-- BEGIN --
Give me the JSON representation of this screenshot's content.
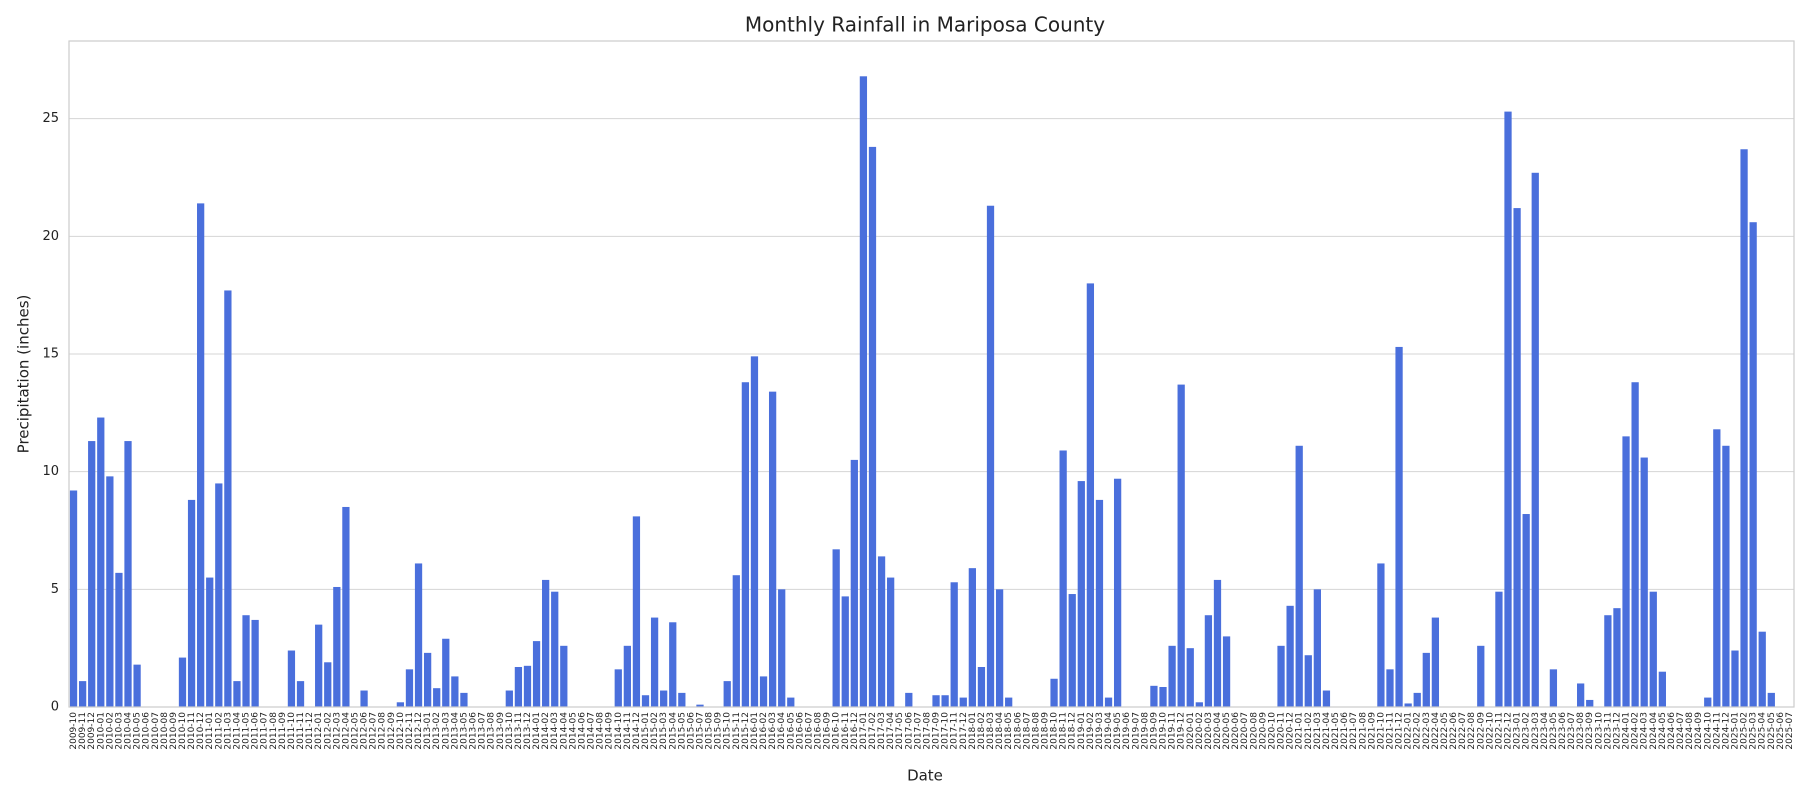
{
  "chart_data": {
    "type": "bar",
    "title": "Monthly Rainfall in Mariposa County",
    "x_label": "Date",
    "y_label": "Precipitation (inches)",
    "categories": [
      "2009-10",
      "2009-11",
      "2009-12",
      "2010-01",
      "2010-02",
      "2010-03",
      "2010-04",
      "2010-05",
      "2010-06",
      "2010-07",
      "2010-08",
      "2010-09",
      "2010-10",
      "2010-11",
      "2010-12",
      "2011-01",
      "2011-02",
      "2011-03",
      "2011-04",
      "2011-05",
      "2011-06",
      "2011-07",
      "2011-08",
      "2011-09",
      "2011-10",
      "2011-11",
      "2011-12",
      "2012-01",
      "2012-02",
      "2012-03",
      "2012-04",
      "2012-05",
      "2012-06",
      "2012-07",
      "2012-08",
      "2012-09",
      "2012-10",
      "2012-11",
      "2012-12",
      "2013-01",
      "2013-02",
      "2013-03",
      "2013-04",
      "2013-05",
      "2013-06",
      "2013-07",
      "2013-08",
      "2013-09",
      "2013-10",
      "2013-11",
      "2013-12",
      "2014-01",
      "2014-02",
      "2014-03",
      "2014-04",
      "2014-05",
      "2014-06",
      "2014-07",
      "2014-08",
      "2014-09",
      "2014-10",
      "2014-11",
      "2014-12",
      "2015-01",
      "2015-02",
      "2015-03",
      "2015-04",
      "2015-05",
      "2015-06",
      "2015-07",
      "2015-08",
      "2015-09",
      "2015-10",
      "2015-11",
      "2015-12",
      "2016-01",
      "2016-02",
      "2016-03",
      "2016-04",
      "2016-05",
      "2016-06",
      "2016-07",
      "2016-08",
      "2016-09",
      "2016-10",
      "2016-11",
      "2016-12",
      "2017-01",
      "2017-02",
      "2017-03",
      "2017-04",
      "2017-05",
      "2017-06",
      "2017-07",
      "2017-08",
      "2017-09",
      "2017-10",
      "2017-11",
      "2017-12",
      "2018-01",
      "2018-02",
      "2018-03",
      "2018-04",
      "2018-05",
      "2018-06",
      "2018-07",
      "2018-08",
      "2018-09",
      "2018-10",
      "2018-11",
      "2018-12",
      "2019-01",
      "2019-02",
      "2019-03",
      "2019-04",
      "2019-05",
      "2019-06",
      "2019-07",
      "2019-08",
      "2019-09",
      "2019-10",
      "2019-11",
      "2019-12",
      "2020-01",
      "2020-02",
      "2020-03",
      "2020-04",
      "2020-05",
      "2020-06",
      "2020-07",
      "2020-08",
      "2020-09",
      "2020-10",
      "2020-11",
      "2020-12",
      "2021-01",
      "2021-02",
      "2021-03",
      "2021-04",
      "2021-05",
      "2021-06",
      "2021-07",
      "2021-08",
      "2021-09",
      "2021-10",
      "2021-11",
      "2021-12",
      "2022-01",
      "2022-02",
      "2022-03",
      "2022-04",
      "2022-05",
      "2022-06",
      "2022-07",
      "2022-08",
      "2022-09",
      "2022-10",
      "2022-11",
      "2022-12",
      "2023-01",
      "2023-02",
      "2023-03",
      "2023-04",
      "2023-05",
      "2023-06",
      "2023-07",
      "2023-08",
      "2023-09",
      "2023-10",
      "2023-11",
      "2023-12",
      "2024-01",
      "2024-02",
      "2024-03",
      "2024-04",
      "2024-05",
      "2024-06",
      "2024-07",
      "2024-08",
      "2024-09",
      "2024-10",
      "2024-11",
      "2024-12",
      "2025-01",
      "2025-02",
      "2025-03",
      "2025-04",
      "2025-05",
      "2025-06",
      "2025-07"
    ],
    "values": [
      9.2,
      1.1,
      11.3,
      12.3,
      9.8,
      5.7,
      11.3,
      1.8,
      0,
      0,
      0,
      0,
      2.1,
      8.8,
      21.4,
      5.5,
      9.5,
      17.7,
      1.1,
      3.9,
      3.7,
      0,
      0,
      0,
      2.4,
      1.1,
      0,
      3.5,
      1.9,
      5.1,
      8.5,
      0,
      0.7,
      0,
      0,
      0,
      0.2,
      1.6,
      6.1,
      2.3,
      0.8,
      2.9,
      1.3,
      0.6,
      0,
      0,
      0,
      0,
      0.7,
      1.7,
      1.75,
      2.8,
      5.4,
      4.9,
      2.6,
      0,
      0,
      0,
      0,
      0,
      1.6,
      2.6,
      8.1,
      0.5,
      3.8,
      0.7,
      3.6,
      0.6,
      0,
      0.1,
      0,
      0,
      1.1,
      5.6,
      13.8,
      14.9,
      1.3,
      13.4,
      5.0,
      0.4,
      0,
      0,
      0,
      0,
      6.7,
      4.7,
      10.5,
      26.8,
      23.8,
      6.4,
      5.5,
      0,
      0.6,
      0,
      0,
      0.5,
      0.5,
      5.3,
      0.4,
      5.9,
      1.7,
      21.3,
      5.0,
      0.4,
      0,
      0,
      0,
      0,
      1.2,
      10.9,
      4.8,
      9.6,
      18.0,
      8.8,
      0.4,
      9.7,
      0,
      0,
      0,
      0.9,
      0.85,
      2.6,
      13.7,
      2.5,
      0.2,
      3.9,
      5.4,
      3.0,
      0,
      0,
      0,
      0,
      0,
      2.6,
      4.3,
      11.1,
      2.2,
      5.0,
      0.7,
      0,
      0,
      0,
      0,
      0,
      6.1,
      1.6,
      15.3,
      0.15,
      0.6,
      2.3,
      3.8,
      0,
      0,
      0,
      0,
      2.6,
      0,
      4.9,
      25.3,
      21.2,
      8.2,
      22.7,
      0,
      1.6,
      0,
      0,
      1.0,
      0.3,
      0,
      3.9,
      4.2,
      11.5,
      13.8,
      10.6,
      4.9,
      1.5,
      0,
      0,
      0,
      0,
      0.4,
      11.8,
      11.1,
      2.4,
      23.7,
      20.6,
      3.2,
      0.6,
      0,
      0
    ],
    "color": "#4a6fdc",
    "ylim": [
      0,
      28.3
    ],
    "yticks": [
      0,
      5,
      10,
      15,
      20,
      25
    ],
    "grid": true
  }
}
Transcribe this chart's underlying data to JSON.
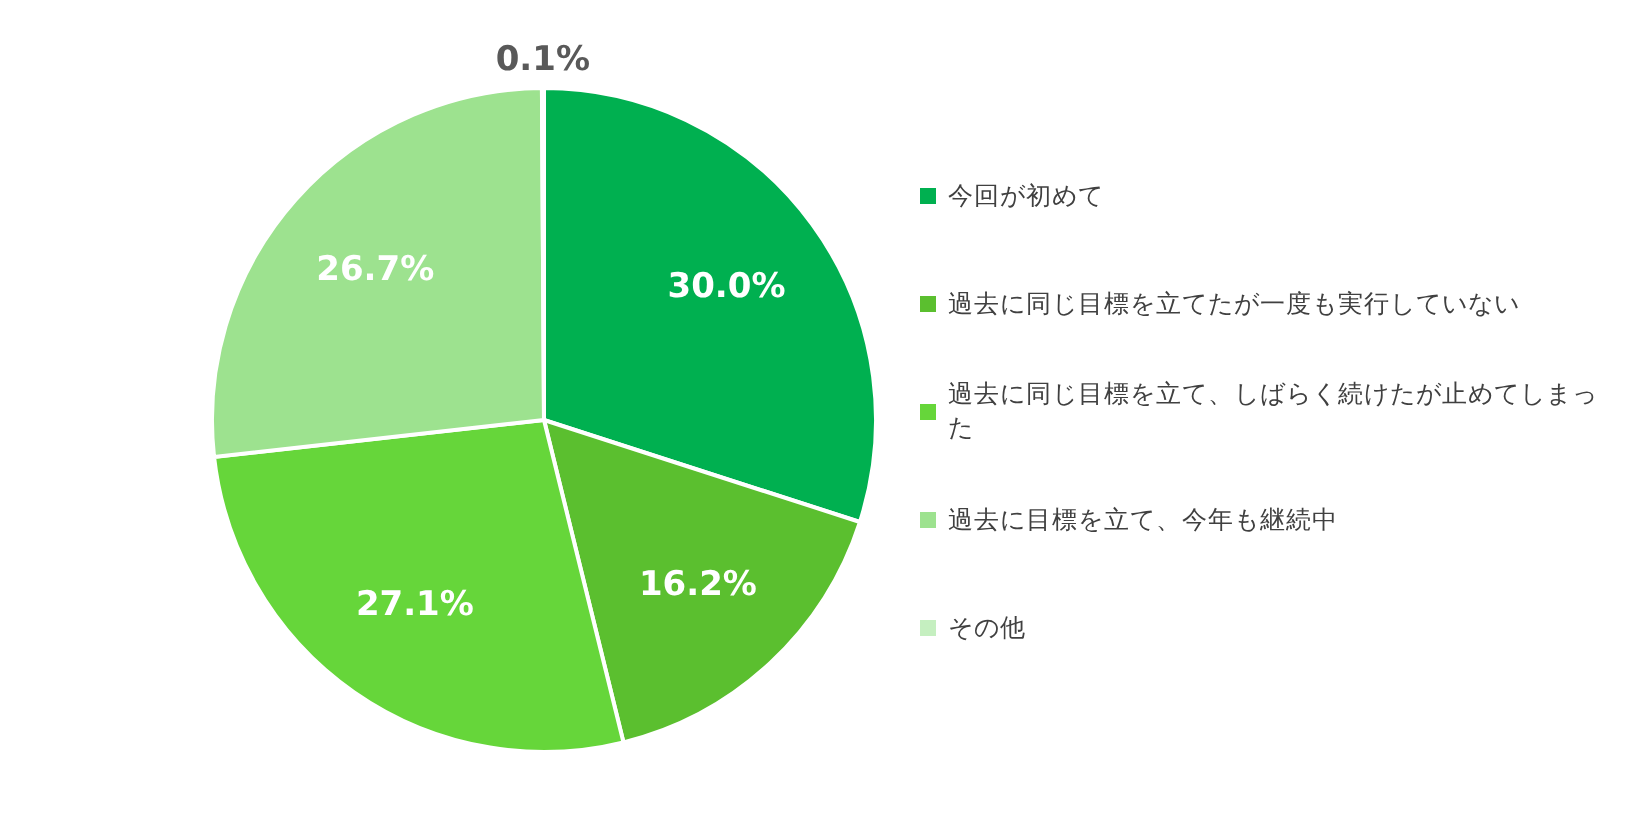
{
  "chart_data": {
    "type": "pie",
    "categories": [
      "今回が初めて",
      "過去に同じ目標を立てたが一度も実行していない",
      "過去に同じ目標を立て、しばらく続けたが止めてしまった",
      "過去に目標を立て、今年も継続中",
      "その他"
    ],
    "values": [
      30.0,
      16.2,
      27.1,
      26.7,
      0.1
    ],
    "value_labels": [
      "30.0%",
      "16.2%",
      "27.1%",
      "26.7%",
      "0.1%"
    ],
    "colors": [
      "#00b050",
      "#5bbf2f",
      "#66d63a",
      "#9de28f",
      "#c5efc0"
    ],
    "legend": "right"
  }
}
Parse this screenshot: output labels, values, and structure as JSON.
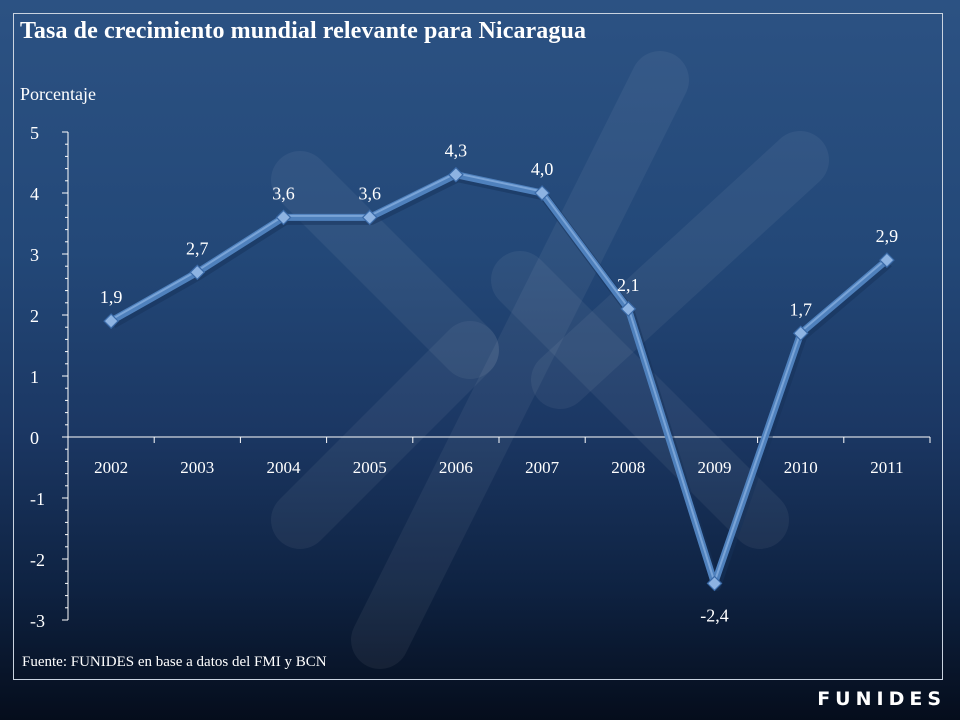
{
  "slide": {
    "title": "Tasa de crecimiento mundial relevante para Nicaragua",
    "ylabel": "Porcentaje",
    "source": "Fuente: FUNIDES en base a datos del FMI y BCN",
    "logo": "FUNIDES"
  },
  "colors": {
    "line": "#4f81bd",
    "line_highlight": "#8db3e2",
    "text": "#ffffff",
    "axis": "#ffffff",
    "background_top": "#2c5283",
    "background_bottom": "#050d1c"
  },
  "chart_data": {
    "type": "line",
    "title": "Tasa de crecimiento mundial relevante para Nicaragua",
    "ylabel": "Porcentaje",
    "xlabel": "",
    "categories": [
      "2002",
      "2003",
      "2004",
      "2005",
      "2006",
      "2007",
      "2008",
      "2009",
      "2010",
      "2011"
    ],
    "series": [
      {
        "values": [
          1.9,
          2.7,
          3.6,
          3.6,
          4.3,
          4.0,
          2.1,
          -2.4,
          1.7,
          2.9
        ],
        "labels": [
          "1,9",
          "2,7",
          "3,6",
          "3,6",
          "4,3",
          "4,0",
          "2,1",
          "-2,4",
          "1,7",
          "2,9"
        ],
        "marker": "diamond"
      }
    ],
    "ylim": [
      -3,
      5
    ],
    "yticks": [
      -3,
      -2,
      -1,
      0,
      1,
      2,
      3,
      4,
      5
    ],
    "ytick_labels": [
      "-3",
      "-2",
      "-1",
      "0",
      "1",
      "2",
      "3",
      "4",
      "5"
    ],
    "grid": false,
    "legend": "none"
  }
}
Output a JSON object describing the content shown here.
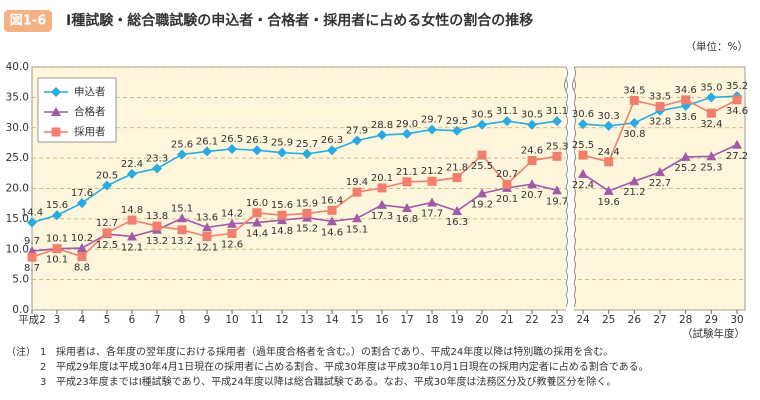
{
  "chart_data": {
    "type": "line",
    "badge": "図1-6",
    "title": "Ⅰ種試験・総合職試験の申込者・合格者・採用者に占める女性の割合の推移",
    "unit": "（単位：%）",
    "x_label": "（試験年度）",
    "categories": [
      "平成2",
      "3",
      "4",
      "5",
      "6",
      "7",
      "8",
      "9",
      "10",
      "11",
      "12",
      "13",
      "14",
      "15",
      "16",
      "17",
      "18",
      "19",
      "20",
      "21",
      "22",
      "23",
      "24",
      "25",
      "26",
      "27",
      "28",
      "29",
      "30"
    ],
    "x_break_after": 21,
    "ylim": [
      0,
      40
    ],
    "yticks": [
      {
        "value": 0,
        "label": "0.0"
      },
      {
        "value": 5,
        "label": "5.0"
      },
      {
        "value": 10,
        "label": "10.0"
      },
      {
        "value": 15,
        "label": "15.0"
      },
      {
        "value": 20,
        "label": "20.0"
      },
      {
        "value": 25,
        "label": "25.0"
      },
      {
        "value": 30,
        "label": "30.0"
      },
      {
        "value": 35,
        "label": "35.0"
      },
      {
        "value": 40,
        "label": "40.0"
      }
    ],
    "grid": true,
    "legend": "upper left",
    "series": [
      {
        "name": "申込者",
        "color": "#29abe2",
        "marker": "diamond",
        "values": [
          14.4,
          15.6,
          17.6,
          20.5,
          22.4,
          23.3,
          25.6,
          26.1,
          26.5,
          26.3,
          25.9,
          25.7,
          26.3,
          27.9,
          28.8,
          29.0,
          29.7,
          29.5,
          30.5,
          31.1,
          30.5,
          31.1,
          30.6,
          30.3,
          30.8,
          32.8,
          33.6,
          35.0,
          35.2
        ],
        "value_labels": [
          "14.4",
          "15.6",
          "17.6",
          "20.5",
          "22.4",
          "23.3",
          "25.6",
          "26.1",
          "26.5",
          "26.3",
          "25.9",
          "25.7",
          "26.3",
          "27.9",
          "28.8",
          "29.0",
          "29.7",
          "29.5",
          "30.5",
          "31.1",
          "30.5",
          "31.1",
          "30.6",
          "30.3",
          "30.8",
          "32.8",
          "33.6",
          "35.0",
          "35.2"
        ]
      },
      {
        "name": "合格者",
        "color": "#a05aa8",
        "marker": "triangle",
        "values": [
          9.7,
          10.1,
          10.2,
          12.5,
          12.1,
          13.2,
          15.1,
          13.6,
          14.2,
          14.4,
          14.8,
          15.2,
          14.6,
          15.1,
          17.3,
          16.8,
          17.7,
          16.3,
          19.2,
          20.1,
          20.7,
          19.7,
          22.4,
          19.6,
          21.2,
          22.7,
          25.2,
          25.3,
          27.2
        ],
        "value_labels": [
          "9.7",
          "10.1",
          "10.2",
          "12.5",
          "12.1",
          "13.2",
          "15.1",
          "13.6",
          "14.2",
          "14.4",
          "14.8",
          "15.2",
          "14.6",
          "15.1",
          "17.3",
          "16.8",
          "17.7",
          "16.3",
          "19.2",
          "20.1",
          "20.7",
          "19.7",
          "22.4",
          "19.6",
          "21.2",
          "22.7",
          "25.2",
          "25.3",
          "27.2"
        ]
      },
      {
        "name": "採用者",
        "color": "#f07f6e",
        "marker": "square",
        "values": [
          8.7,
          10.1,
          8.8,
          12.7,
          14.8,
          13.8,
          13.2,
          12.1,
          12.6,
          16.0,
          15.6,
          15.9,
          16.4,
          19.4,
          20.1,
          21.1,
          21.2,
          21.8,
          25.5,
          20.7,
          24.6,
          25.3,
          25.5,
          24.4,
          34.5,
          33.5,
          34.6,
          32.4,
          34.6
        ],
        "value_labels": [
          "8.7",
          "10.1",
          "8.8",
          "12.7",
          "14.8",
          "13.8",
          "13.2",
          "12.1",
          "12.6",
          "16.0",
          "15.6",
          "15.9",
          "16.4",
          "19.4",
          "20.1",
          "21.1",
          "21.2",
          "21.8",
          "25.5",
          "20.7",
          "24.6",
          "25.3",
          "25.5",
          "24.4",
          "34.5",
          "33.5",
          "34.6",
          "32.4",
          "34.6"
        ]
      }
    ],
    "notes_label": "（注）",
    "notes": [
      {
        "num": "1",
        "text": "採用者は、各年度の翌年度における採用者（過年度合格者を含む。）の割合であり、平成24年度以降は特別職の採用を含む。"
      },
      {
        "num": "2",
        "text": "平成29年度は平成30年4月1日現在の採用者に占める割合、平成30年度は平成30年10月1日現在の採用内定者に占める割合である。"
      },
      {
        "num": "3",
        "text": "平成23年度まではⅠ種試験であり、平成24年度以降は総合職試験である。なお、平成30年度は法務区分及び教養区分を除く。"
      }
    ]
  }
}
-- END --
Given request:
In the entries above, count each line that holds "marker". Give the total and nothing else.

Completed exercise:
4